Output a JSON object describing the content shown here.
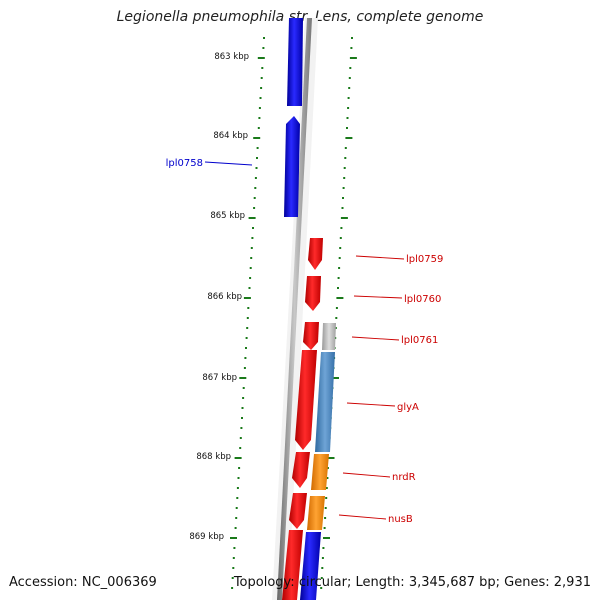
{
  "title": "Legionella pneumophila str. Lens, complete genome",
  "footer": {
    "accession_label": "Accession:",
    "accession": "NC_006369",
    "topology_label": "Topology:",
    "topology": "circular",
    "length_label": "Length:",
    "length": "3,345,687 bp",
    "genes_label": "Genes:",
    "genes": "2,931"
  },
  "axis": {
    "unit": "kbp",
    "ticks": [
      863,
      864,
      865,
      866,
      867,
      868,
      869
    ],
    "tick_labels": [
      "863 kbp",
      "864 kbp",
      "865 kbp",
      "866 kbp",
      "867 kbp",
      "868 kbp",
      "869 kbp"
    ]
  },
  "colors": {
    "forward_gene": "#0000ee",
    "reverse_gene": "#ee0000",
    "ruler": "#1a7a1a",
    "axis_line": "#888888",
    "gene_label_forward": "#0000cc",
    "gene_label_reverse": "#cc0000",
    "cog_grey": "#bbbbbb",
    "cog_steel_blue": "#4a86c0",
    "cog_orange": "#ff8c00",
    "cog_blue": "#0000ee"
  },
  "genes": [
    {
      "label": "",
      "strand": "+"
    },
    {
      "label": "lpl0758",
      "strand": "+"
    },
    {
      "label": "lpl0759",
      "strand": "-"
    },
    {
      "label": "lpl0760",
      "strand": "-"
    },
    {
      "label": "lpl0761",
      "strand": "-"
    },
    {
      "label": "glyA",
      "strand": "-"
    },
    {
      "label": "nrdR",
      "strand": "-"
    },
    {
      "label": "nusB",
      "strand": "-"
    },
    {
      "label": "",
      "strand": "-"
    }
  ]
}
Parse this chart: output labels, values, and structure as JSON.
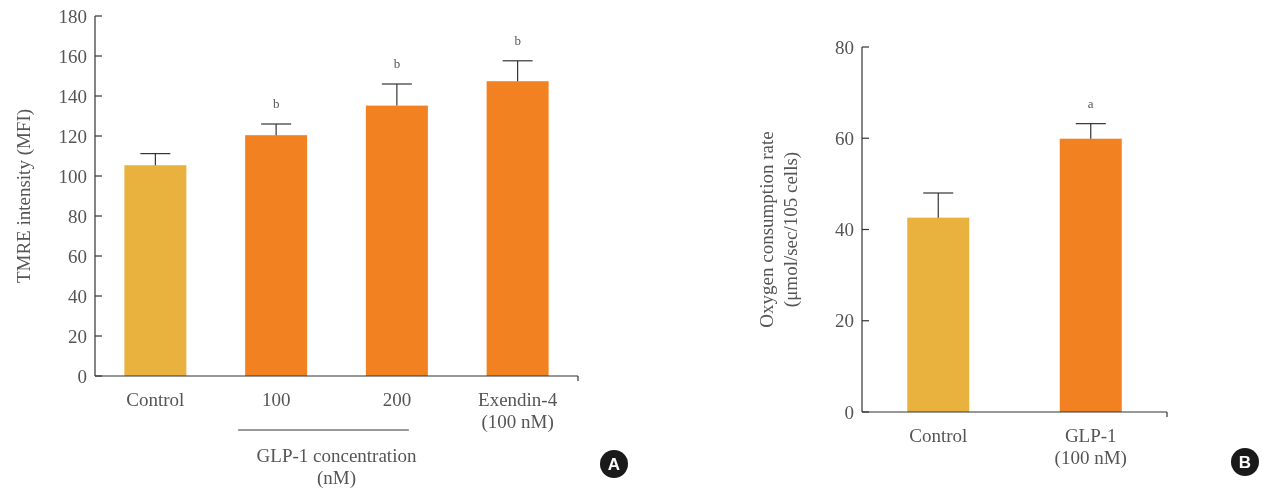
{
  "chart_data": [
    {
      "type": "bar",
      "ylabel": "TMRE intensity (MFI)",
      "xlabel": "GLP-1 concentration (nM)",
      "categories": [
        "Control",
        "100",
        "200",
        "Exendin-4 (100 nM)"
      ],
      "values": [
        105.4,
        120.4,
        135.2,
        147.4
      ],
      "colors": [
        "#e9b23f",
        "#f28221",
        "#f28221",
        "#f28221"
      ],
      "errors": [
        [
          105.4,
          111.2
        ],
        [
          120.4,
          126
        ],
        [
          135.2,
          146
        ],
        [
          147.4,
          157.6
        ]
      ],
      "ylim": [
        0,
        180
      ],
      "yticks": [
        0,
        20,
        40,
        60,
        80,
        100,
        120,
        140,
        160,
        180
      ],
      "grid": false,
      "annotations": [
        {
          "text": "b",
          "x": "100",
          "y": 126
        },
        {
          "text": "b",
          "x": "200",
          "y": 146
        },
        {
          "text": "b",
          "x": "Exendin-4 (100 nM)",
          "y": 157.6
        },
        "A"
      ]
    },
    {
      "type": "bar",
      "ylabel": "Oxygen consumption rate (μmol/sec/105 cells)",
      "categories": [
        "Control",
        "GLP-1 (100 nM)"
      ],
      "values": [
        42.6,
        59.9
      ],
      "colors": [
        "#e9b23f",
        "#f28221"
      ],
      "errors": [
        [
          42.6,
          48
        ],
        [
          59.9,
          63.2
        ]
      ],
      "ylim": [
        0,
        80
      ],
      "yticks": [
        0,
        20,
        40,
        60,
        80
      ],
      "grid": false,
      "annotations": [
        {
          "text": "a",
          "x": "GLP-1 (100 nM)",
          "y": 63.2
        },
        "B"
      ]
    }
  ]
}
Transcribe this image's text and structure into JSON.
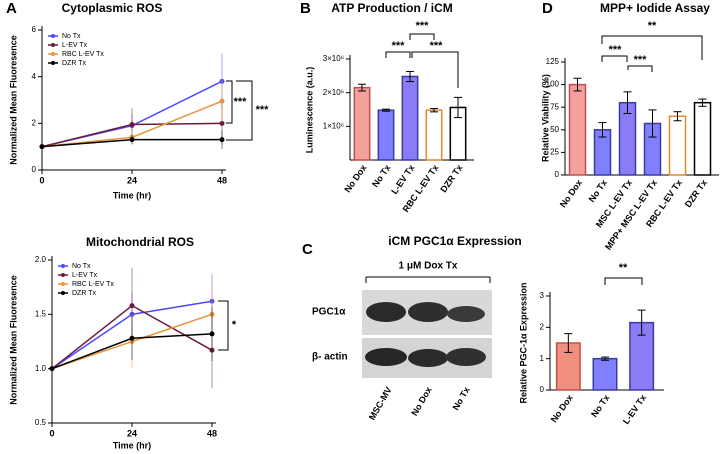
{
  "chart_data": [
    {
      "type": "line",
      "panel": "A",
      "title": "Cytoplasmic ROS",
      "xlabel": "Time (hr)",
      "ylabel": "Normalized Mean Fluoresence",
      "x": [
        0,
        24,
        48
      ],
      "xlim": [
        0,
        48
      ],
      "xticks": [
        0,
        24,
        48
      ],
      "ylim": [
        0,
        6
      ],
      "yticks": [
        0,
        2,
        4,
        6
      ],
      "series": [
        {
          "name": "No Tx",
          "color": "#4b4bff",
          "values": [
            1,
            1.9,
            3.8
          ],
          "errors": [
            0,
            0.5,
            1.2
          ]
        },
        {
          "name": "L-EV Tx",
          "color": "#6a1b3a",
          "values": [
            1,
            1.95,
            2.0
          ],
          "errors": [
            0,
            0.7,
            0.9
          ]
        },
        {
          "name": "RBC L-EV Tx",
          "color": "#e8953a",
          "values": [
            1,
            1.4,
            2.95
          ],
          "errors": [
            0,
            0.3,
            0.9
          ]
        },
        {
          "name": "DZR Tx",
          "color": "#000000",
          "values": [
            1,
            1.3,
            1.3
          ],
          "errors": [
            0,
            0.2,
            0.4
          ]
        }
      ],
      "significance": [
        "***",
        "***"
      ]
    },
    {
      "type": "line",
      "title": "Mitochondrial ROS",
      "xlabel": "Time (hr)",
      "ylabel": "Normalized Mean Fluoresence",
      "x": [
        0,
        24,
        48
      ],
      "xlim": [
        0,
        48
      ],
      "xticks": [
        0,
        24,
        48
      ],
      "ylim": [
        0.5,
        2.0
      ],
      "yticks": [
        {
          "value": 0.5,
          "label": "0.5"
        },
        {
          "value": 1.0,
          "label": "1.0"
        },
        {
          "value": 1.5,
          "label": "1.5"
        },
        {
          "value": 2.0,
          "label": "2.0"
        }
      ],
      "series": [
        {
          "name": "No Tx",
          "color": "#4b4bff",
          "values": [
            1,
            1.5,
            1.62
          ],
          "errors": [
            0,
            0.2,
            0.25
          ]
        },
        {
          "name": "L-EV Tx",
          "color": "#6a1b3a",
          "values": [
            1,
            1.58,
            1.17
          ],
          "errors": [
            0,
            0.35,
            0.35
          ]
        },
        {
          "name": "RBC L-EV Tx",
          "color": "#e8953a",
          "values": [
            1,
            1.25,
            1.5
          ],
          "errors": [
            0,
            0.25,
            0.3
          ]
        },
        {
          "name": "DZR Tx",
          "color": "#000000",
          "values": [
            1,
            1.28,
            1.32
          ],
          "errors": [
            0,
            0.2,
            0.25
          ]
        }
      ],
      "significance": [
        "*"
      ]
    },
    {
      "type": "bar",
      "panel": "B",
      "title": "ATP Production / iCM",
      "ylabel": "Luminescence (a.u.)",
      "categories": [
        "No Dox",
        "No Tx",
        "L-EV Tx",
        "RBC L-EV Tx",
        "DZR Tx"
      ],
      "values": [
        2150000,
        1480000,
        2480000,
        1480000,
        1560000
      ],
      "errors": [
        100000,
        30000,
        150000,
        50000,
        300000
      ],
      "colors": [
        "#f4a09c",
        "#7f7fff",
        "#8a7cf5",
        "#ffffff",
        "#ffffff"
      ],
      "edge_colors": [
        "#c0504d",
        "#3a3aa0",
        "#3a3aa0",
        "#e08a2a",
        "#000000"
      ],
      "ylim": [
        0,
        3000000
      ],
      "yticks": [
        {
          "value": 1000000,
          "label": "1×10⁶"
        },
        {
          "value": 2000000,
          "label": "2×10⁶"
        },
        {
          "value": 3000000,
          "label": "3×10⁶"
        }
      ],
      "significance": [
        "***",
        "***",
        "***"
      ]
    },
    {
      "type": "bar",
      "panel": "D",
      "title": "MPP+ Iodide Assay",
      "ylabel": "Relative Viability (%)",
      "categories": [
        "No Dox",
        "No Tx",
        "MSC L-EV Tx",
        "MPP+ MSC L-EV Tx",
        "RBC L-EV Tx",
        "DZR Tx"
      ],
      "values": [
        100,
        50,
        80,
        57,
        65,
        80
      ],
      "errors": [
        7,
        8,
        12,
        15,
        5,
        4
      ],
      "colors": [
        "#f4a09c",
        "#8080ff",
        "#8a7cf5",
        "#8080ff",
        "#ffffff",
        "#ffffff"
      ],
      "edge_colors": [
        "#c0504d",
        "#3a3aa0",
        "#3a3aa0",
        "#3a3aa0",
        "#e08a2a",
        "#000000"
      ],
      "ylim": [
        0,
        125
      ],
      "yticks": [
        0,
        25,
        50,
        75,
        100,
        125
      ],
      "significance": [
        "***",
        "***",
        "**"
      ]
    },
    {
      "type": "bar",
      "title": "iCM PGC1α Expression",
      "ylabel": "Relative PGC-1α Expression",
      "categories": [
        "No Dox",
        "No Tx",
        "L-EV Tx"
      ],
      "values": [
        1.5,
        1.0,
        2.15
      ],
      "errors": [
        0.3,
        0.05,
        0.4
      ],
      "colors": [
        "#f09080",
        "#8080ff",
        "#8a7cf5"
      ],
      "edge_colors": [
        "#c0504d",
        "#3a3aa0",
        "#3a3aa0"
      ],
      "ylim": [
        0,
        3
      ],
      "yticks": [
        0,
        1,
        2,
        3
      ],
      "significance": [
        "**"
      ]
    }
  ],
  "blot": {
    "panel": "C",
    "treatment": "1 μM Dox Tx",
    "rows": [
      "PGC1α",
      "β- actin"
    ],
    "lanes": [
      "MSC-MV",
      "No Dox",
      "No Tx"
    ]
  }
}
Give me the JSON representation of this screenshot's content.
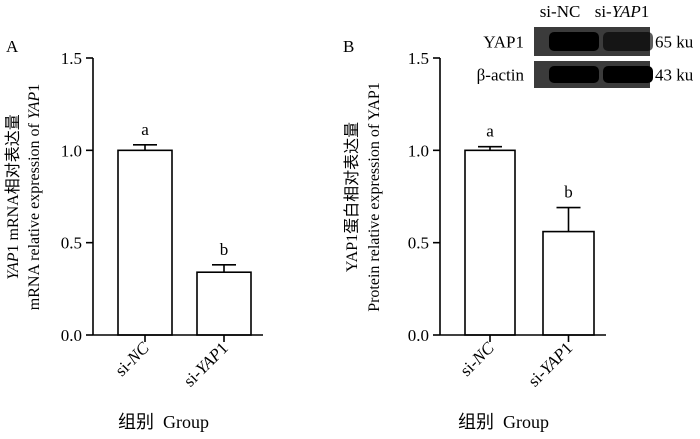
{
  "chart_data": [
    {
      "type": "bar",
      "panel": "A",
      "categories": [
        {
          "pre": "si-",
          "italic": "NC",
          "post": ""
        },
        {
          "pre": "si-",
          "italic": "YAP",
          "post": "1"
        }
      ],
      "values": [
        1.0,
        0.34
      ],
      "errors": [
        0.03,
        0.04
      ],
      "significance": [
        "a",
        "b"
      ],
      "ylim": [
        0,
        1.5
      ],
      "yticks": [
        "0.0",
        "0.5",
        "1.0",
        "1.5"
      ],
      "ylabel_line1": {
        "italic": "YAP",
        "rest": "1 mRNA相对表达量"
      },
      "ylabel_line2": {
        "pre": "mRNA relative expression of ",
        "italic": "YAP",
        "post": "1"
      },
      "xlabel": "组别  Group"
    },
    {
      "type": "bar",
      "panel": "B",
      "categories": [
        {
          "pre": "si-",
          "italic": "NC",
          "post": ""
        },
        {
          "pre": "si-",
          "italic": "YAP",
          "post": "1"
        }
      ],
      "values": [
        1.0,
        0.56
      ],
      "errors": [
        0.02,
        0.13
      ],
      "significance": [
        "a",
        "b"
      ],
      "ylim": [
        0,
        1.5
      ],
      "yticks": [
        "0.0",
        "0.5",
        "1.0",
        "1.5"
      ],
      "ylabel_line1": {
        "italic": "",
        "rest": "YAP1蛋白相对表达量"
      },
      "ylabel_line2": {
        "pre": "Protein relative expression of YAP1",
        "italic": "",
        "post": ""
      },
      "xlabel": "组别  Group",
      "blot": {
        "lanes": [
          {
            "pre": "si-NC",
            "italic": "",
            "post": ""
          },
          {
            "pre": "si-",
            "italic": "YAP",
            "post": "1"
          }
        ],
        "rows": [
          {
            "protein": "YAP1",
            "size": "65 ku"
          },
          {
            "protein": "β-actin",
            "size": "43 ku"
          }
        ]
      }
    }
  ]
}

Task to complete –
Go through the listing above and copy each line that contains "JSON".

Exercise output –
Output a JSON object describing the content shown here.
Parse this chart: output labels, values, and structure as JSON.
Transcribe this image's text and structure into JSON.
Give me the JSON representation of this screenshot's content.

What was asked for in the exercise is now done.